What this exercise asks:
a) Reproduce the part of the Laurie Wagner post starting with "Self-Compassion Saturday: Laurie Wagner" and going on through "piece of fruit.".
b) Translate this sentence from the Laurie Wagner post into Spanish: "I’ve been having dreams about it, and in each one, I am talking to someone else in a crowded room, turn to see her for the first time and burst into tears."
c) According to the Laurie Wagner post, in what month will the writer finally meet Laurie in person?
─── Given passage
Tag Archives: Self-Compassion Saturday

Self-Compassion Saturday: Laurie Wagner

Again I caught myself this morning thinking “you should have these posts written earlier, ready to go.” But first there was meditation, a half cup of coffee and the writing of morning pages, and then there were dogs to be walked and I wanted to get to the Farmer’s Market before all the strawberries were gone. I let go of the should, gently set it down on top of the pile of mail I still haven’t looked at, certain that my dear friend and teacher Laurie Wagner, of all people, knows the importance of going on a long walk, taking a pause, focusing on the moment as it is, as it arises, and would completely understand how a strawberry is so much more than a piece of fruit.

strawberries

Laurie Wagner is the creator of 27 Powers, “a writing teacher + coach, author of 7 books, mixed-media artist, fervent collage-maker, mother of two, and a one-time amateur racquetball champion.” I’ve written about Laurie before, saying in that post that “Laurie’s energy is radiant, vibrant and raw, lighting up and electrifying the space, however virtual it might be. She is at once your favorite grade school teacher, most popular camp counselor, beloved childhood friend (the one who climbed trees and loved books), best girlfriend, and precious mother.” She’s recently dubbed herself “Tender Truth Serum, In Human Form” and I couldn’t agree more.

I get to finally meet Laurie in person in September, get to hang out with her three different times over the course of three months. I’ve been having dreams about it, and in each one, I am talking to someone else in a crowded room, turn to see her for the first time and burst into tears. When I imagine meeting her, there is a sense of intense joy, but also an odd mix of relief and sadness, as if there’s a part of me saying “where have you been? I’ve been waiting, looking for so long.” It’s enough to almost make me believe in reincarnation, like she was my guru, my beloved, or my mother in a past life and I’ve been searching for her ever since.
──────
─── Excerpted data
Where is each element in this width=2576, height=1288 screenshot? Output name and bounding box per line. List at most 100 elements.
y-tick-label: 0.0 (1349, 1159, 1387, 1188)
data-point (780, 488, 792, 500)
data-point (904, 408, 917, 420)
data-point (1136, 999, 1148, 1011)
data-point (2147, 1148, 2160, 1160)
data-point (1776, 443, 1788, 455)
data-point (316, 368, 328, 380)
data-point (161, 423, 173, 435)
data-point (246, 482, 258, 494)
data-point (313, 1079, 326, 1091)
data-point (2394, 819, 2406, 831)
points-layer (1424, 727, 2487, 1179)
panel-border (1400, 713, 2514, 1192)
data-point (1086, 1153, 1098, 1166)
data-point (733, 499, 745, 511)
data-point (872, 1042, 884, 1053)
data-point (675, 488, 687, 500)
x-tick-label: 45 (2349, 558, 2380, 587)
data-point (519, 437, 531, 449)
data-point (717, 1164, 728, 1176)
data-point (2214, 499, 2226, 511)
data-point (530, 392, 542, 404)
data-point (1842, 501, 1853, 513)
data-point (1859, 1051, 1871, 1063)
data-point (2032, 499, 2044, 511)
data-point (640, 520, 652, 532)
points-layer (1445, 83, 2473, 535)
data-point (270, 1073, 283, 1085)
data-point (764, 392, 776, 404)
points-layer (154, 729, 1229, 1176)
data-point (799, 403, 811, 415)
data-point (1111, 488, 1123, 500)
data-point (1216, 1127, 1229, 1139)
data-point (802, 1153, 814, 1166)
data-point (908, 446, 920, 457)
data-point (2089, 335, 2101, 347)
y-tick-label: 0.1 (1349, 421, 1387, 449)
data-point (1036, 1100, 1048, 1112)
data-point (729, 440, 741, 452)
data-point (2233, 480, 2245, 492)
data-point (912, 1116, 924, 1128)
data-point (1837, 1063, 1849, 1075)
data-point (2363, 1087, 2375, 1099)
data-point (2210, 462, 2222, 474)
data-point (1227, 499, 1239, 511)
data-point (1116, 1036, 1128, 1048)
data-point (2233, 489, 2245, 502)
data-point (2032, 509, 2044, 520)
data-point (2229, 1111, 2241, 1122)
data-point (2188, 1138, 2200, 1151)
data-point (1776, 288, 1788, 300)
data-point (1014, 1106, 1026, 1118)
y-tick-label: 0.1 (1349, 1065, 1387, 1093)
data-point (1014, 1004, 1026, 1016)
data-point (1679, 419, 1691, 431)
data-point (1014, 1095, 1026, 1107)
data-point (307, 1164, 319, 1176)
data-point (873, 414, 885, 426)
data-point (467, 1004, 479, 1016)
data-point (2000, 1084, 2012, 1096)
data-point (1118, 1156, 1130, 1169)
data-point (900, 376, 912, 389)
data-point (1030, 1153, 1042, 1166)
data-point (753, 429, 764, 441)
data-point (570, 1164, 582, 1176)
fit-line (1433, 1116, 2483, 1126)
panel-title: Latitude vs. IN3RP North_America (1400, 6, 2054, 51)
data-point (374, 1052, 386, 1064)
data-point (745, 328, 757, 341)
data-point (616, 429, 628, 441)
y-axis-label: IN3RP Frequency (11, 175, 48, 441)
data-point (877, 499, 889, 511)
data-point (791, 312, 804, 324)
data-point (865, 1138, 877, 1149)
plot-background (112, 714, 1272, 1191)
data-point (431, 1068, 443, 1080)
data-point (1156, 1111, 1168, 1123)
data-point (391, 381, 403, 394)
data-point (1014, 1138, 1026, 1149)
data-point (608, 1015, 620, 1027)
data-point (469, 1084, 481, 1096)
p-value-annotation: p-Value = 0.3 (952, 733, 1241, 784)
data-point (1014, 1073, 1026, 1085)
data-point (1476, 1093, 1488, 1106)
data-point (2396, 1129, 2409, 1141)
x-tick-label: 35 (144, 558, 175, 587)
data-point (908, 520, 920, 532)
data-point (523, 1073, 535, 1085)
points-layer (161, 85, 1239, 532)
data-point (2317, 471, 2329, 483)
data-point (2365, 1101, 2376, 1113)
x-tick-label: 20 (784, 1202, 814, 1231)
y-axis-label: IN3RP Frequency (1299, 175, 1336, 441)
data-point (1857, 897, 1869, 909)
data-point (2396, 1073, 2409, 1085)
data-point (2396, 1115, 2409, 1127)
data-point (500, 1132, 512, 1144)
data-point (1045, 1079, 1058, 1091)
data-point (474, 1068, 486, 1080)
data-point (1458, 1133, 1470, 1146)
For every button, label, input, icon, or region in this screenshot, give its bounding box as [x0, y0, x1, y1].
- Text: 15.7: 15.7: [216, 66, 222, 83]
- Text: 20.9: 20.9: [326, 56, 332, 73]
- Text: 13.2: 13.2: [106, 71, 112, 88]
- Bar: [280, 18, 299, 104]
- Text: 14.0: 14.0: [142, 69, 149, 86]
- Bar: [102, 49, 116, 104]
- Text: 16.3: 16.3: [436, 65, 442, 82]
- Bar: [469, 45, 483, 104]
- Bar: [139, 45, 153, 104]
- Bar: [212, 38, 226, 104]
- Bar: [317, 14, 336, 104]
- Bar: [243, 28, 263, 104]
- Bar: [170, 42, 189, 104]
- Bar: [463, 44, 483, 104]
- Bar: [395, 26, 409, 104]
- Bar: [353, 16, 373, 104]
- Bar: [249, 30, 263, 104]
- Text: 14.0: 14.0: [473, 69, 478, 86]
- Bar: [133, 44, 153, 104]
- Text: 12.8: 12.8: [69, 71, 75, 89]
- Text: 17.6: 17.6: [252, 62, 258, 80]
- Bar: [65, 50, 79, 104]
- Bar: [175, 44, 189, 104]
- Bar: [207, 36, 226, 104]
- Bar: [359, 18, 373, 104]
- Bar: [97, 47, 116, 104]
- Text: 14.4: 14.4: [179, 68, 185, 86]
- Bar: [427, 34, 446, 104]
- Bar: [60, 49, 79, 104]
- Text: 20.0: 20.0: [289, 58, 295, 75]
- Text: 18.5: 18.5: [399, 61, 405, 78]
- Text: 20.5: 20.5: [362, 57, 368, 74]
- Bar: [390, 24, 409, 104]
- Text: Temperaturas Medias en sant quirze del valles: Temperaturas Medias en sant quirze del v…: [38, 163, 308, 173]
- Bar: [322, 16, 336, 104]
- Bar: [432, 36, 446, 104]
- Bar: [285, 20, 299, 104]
──────
Solutions to the problems:
a)
Self-Compassion Saturday: Laurie Wagner

Again I caught myself this morning thinking “you should have these posts written earlier, ready to go.” But first there was meditation, a half cup of coffee and the writing of morning pages, and then there were dogs to be walked and I wanted to get to the Farmer’s Market before all the strawberries were gone. I let go of the should, gently set it down on top of the pile of mail I still haven’t looked at, certain that my dear friend and teacher Laurie Wagner, of all people, knows the importance of going on a long walk, taking a pause, focusing on the moment as it is, as it arises, and would completely understand how a strawberry is so much more than a piece of fruit.

b) He estado soñando con ello, y en cada sueño estoy hablando con otra persona en una sala llena de gente, me giro para verla por primera vez y rompo a llorar.

c) September